§ **Set exercise**: In the entries below, find every line with "Stilmittel" and copy it.

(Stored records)
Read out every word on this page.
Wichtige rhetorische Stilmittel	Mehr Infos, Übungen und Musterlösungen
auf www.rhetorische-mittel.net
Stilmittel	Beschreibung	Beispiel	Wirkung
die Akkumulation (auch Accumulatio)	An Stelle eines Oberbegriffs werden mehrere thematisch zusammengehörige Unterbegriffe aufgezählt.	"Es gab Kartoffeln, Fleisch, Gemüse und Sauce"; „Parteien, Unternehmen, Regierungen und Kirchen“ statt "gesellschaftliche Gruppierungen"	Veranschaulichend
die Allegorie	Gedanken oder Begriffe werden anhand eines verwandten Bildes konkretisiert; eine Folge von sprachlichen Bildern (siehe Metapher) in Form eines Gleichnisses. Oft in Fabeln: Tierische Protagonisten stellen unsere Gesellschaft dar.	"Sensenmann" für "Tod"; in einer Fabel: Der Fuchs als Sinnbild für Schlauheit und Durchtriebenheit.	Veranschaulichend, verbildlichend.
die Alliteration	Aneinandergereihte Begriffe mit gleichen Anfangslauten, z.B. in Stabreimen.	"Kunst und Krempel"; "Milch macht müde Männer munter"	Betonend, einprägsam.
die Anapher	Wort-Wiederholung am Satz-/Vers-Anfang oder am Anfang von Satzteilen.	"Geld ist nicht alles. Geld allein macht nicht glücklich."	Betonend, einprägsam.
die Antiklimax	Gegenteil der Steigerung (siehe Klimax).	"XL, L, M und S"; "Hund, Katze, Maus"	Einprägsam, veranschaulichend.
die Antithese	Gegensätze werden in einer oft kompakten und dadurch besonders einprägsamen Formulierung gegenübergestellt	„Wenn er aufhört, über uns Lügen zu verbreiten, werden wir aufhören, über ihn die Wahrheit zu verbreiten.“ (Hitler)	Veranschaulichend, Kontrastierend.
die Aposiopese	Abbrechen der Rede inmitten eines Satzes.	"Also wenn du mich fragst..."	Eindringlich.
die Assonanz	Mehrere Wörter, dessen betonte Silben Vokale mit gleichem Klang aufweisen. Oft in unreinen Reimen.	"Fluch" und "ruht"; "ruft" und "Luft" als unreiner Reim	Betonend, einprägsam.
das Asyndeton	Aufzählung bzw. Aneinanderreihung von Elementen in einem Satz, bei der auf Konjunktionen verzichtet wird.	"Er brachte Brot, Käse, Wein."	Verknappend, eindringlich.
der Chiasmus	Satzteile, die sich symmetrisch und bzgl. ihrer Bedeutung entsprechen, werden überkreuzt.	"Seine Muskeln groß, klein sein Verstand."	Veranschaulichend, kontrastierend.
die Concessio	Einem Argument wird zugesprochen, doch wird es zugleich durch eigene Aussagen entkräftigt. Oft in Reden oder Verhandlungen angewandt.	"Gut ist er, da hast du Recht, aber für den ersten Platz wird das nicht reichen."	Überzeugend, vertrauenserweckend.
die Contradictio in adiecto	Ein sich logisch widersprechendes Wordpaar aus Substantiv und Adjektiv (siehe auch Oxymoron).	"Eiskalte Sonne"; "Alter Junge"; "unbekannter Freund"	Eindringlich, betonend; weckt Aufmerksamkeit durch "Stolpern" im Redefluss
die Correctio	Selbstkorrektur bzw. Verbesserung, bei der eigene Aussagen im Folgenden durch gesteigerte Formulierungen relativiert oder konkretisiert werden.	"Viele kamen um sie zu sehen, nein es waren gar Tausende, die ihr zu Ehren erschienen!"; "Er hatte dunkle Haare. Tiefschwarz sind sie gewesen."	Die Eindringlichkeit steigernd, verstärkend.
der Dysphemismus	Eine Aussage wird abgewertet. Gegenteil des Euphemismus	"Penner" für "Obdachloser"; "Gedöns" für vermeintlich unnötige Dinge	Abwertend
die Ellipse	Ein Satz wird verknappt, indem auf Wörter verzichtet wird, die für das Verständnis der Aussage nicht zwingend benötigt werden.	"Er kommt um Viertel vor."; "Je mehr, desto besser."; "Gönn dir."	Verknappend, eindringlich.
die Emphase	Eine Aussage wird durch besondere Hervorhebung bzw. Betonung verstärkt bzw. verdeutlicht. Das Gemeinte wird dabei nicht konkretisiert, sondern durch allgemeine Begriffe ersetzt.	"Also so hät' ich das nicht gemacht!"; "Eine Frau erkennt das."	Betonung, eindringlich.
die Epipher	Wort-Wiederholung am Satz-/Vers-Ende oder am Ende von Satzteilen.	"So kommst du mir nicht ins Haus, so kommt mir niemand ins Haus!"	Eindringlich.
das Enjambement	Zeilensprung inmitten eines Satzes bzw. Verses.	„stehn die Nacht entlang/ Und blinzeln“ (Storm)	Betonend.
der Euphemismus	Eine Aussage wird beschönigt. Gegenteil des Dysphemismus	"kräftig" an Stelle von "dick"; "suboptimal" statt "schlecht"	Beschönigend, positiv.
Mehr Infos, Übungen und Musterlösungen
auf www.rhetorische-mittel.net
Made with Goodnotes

§ **Result below**:
Wichtige rhetorische Stilmittel	Mehr Infos, Übungen und Musterlösungen
Stilmittel	Beschreibung	Beispiel	Wirkung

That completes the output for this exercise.